• [TASK GOAL] Leave out the pictures and restate the rest of the data exactly.

——————

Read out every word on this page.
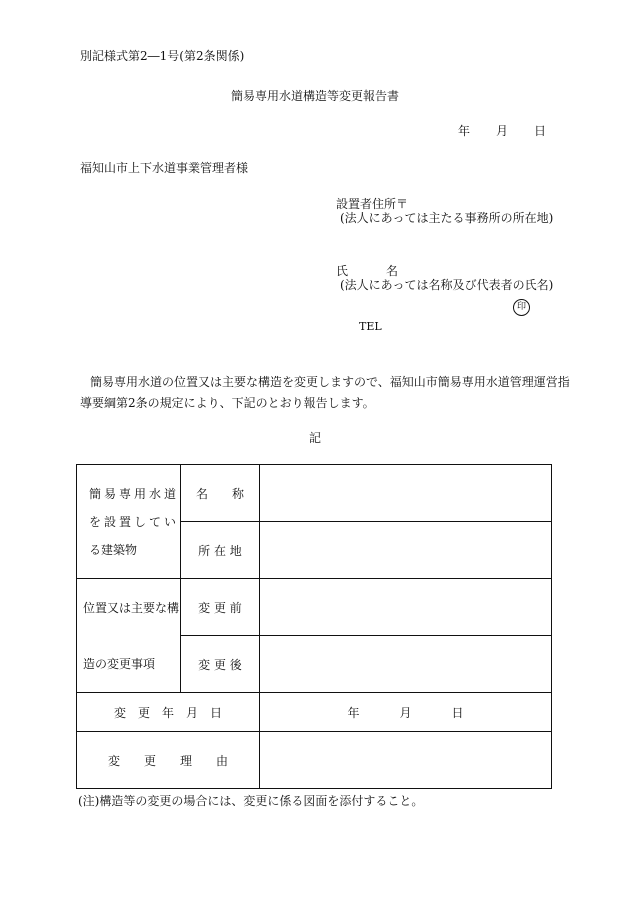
別記様式第2―1号(第2条関係)
簡易専用水道構造等変更報告書
年 月 日
福知山市上下水道事業管理者様
設置者住所〒
(法人にあっては主たる事務所の所在地)
氏	名
(法人にあっては名称及び代表者の氏名)
印
TEL
簡易専用水道の位置又は主要な構造を変更しますので、福知山市簡易専用水道管理運営指
導要綱第2条の規定により、下記のとおり報告します。
記
簡易専用水道
を設置してい
る建築物	名　　称	
	所 在 地	

位置又は主要な構
造の変更事項	変 更 前	
	変 更 後	
変　更　年　月　日		年 月 日
変　　更　　理　　由		
(注)構造等の変更の場合には、変更に係る図面を添付すること。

——————

• [EXPECTED ANSWER]
Read out every word on this page.
別記様式第2―1号(第2条関係)
簡易専用水道構造等変更報告書
年 月 日
福知山市上下水道事業管理者様
設置者住所〒
(法人にあっては主たる事務所の所在地)
氏	名
(法人にあっては名称及び代表者の氏名)
印
TEL
簡易専用水道の位置又は主要な構造を変更しますので、福知山市簡易専用水道管理運営指
導要綱第2条の規定により、下記のとおり報告します。
記
簡易専用水道
を設置してい
る建築物	名　　称	
	所 在 地	

位置又は主要な構
造の変更事項	変 更 前	
	変 更 後	
変　更　年　月　日		年 月 日
変　　更　　理　　由		
(注)構造等の変更の場合には、変更に係る図面を添付すること。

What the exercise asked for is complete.